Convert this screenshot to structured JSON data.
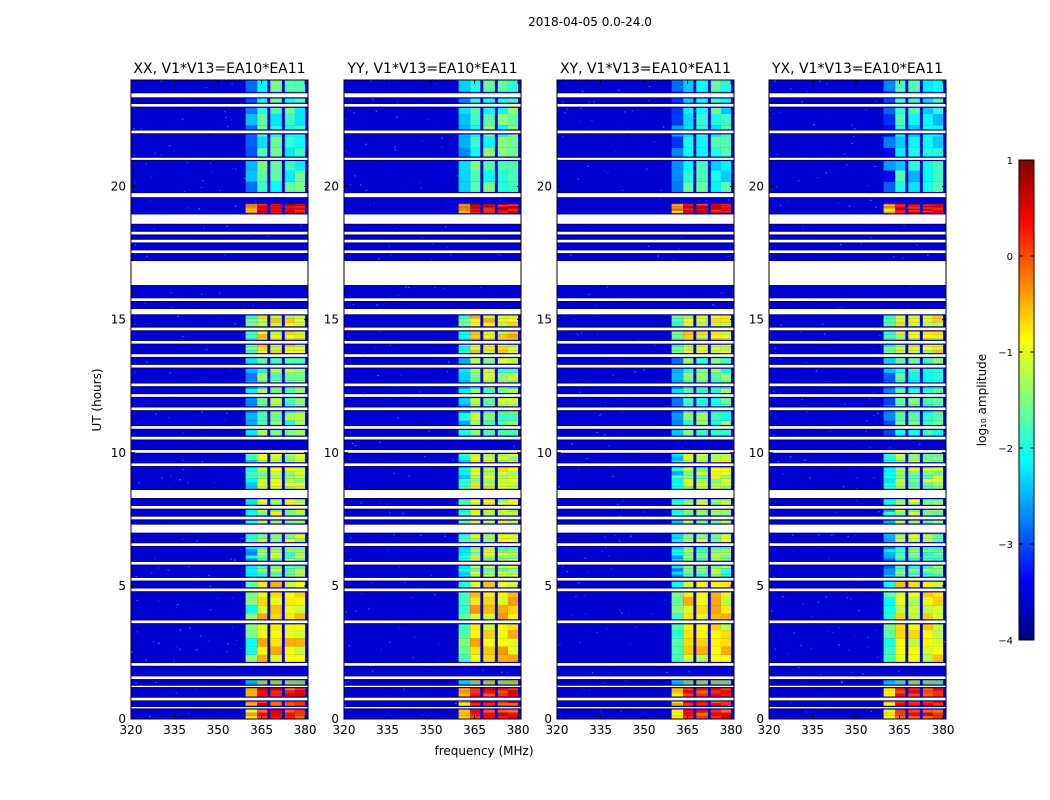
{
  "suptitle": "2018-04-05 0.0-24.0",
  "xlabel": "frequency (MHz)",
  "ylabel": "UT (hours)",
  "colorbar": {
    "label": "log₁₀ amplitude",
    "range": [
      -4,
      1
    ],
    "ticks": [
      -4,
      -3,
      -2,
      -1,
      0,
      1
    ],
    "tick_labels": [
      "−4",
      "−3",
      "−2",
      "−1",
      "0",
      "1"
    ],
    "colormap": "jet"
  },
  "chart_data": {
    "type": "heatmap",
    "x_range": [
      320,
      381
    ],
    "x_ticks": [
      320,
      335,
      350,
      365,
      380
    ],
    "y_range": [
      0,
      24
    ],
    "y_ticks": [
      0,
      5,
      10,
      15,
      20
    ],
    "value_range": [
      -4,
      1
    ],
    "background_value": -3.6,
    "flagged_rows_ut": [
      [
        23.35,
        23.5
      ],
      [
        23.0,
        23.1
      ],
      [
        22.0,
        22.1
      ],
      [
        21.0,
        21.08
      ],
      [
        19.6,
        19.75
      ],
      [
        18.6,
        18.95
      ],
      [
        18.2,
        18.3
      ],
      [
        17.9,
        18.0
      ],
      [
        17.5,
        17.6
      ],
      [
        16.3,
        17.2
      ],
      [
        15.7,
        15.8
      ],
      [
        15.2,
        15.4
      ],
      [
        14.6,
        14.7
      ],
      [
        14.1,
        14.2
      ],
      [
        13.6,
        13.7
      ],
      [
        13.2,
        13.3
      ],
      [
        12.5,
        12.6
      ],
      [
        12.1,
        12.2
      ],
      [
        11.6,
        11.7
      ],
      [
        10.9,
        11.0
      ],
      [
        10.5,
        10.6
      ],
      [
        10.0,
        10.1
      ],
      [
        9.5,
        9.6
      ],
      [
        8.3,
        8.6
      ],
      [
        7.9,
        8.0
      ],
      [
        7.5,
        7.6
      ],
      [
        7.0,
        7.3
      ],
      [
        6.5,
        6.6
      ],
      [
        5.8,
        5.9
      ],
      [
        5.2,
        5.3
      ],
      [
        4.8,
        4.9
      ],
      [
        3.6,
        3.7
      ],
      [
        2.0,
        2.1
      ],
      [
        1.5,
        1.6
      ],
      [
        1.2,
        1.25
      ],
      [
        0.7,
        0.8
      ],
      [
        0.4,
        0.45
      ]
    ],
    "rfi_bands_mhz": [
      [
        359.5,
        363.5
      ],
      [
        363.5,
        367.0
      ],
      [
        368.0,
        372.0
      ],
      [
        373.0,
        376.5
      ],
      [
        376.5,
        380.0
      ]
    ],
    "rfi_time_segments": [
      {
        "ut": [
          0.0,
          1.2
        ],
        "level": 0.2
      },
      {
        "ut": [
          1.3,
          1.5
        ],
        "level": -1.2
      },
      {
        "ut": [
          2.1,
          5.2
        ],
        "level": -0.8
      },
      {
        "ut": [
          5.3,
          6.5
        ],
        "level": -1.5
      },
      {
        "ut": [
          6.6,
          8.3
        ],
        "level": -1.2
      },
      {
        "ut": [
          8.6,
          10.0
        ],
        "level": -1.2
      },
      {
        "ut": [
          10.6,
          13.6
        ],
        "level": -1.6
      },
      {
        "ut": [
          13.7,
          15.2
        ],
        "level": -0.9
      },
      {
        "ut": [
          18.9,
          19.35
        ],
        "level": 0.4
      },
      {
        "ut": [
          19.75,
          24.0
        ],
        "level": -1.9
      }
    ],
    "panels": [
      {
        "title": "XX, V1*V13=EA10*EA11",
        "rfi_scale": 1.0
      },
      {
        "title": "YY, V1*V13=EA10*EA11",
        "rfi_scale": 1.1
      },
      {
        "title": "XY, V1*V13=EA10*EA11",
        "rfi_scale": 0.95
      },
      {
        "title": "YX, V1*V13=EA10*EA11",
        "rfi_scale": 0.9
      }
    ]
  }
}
──────────
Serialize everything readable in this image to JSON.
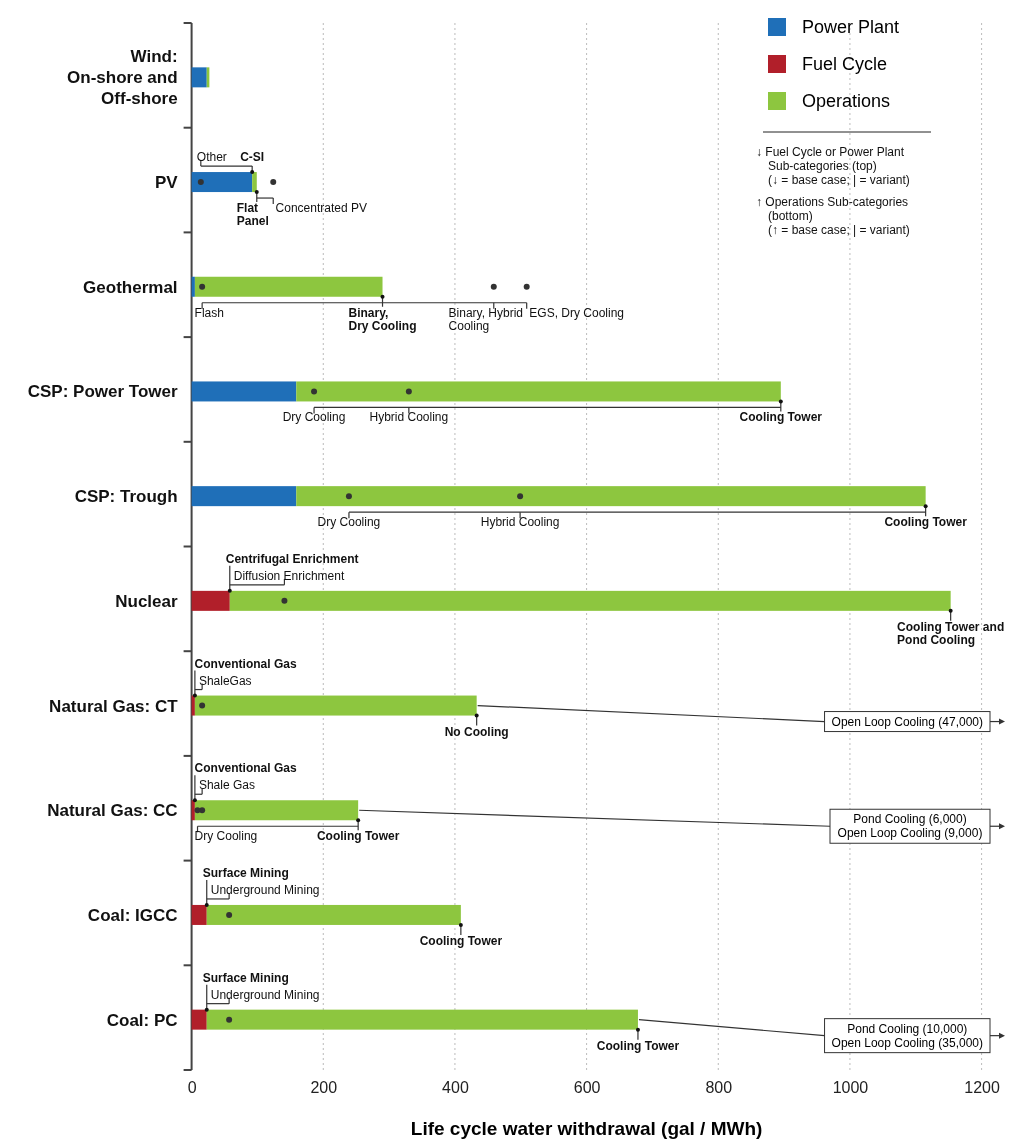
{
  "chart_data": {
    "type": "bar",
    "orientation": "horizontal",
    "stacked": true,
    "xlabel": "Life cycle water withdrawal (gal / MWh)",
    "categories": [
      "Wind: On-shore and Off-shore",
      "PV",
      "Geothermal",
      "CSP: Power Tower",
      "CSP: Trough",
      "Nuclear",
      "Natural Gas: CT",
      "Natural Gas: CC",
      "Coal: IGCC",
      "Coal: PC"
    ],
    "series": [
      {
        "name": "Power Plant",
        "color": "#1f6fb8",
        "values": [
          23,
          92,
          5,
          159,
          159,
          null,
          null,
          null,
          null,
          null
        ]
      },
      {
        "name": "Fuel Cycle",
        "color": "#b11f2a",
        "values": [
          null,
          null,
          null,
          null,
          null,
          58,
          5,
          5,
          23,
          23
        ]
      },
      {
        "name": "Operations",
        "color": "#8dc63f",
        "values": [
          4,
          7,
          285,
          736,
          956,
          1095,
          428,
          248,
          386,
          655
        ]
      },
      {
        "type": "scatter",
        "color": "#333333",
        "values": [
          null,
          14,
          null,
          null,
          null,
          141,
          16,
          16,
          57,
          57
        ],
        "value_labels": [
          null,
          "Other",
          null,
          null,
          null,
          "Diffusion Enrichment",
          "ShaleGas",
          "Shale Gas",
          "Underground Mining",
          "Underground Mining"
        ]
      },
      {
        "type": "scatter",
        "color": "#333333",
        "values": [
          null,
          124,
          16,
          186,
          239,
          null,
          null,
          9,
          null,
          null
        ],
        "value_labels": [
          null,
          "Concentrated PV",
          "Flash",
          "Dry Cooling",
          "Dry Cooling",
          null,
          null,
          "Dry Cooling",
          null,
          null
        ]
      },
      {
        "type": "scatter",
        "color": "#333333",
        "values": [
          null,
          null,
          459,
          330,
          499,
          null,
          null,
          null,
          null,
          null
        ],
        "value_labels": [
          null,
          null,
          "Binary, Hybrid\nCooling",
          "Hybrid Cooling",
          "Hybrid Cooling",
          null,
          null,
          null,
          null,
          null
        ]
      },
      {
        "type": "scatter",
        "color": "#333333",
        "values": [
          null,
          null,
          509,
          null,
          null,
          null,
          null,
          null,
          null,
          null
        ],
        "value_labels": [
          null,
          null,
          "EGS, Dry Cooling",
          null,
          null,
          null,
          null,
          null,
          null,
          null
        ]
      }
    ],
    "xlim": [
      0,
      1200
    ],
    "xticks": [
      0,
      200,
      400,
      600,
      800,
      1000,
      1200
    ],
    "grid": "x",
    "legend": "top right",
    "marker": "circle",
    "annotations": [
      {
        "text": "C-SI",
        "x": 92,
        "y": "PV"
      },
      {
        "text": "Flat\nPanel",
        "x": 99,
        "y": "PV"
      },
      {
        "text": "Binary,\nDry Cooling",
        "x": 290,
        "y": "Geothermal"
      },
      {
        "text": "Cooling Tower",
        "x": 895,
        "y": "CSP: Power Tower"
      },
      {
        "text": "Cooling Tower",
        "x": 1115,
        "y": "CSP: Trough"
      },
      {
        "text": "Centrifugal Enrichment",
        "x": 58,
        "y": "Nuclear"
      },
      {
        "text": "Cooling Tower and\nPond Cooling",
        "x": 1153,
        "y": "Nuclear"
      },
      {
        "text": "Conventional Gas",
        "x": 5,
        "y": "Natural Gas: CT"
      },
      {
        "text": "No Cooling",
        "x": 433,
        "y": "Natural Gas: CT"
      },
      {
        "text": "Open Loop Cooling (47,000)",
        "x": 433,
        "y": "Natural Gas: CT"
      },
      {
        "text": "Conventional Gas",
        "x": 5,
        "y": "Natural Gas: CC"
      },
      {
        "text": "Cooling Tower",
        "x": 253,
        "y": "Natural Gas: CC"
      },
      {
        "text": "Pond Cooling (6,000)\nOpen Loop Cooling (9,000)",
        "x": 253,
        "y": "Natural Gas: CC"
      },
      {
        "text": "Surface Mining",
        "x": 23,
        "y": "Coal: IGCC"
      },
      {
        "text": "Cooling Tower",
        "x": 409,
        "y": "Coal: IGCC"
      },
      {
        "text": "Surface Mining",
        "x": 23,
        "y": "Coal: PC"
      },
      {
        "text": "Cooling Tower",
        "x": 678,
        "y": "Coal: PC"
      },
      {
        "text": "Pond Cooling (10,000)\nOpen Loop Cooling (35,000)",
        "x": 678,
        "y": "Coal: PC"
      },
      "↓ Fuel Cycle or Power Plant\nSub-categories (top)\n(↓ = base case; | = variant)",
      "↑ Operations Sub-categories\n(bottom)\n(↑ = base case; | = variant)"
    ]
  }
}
──────────
-- The request --
Only lines with "variant" are wanted here; list each of them.

-- Problem solution --
      "↓ Fuel Cycle or Power Plant\nSub-categories (top)\n(↓ = base case; | = variant)",
      "↑ Operations Sub-categories\n(bottom)\n(↑ = base case; | = variant)"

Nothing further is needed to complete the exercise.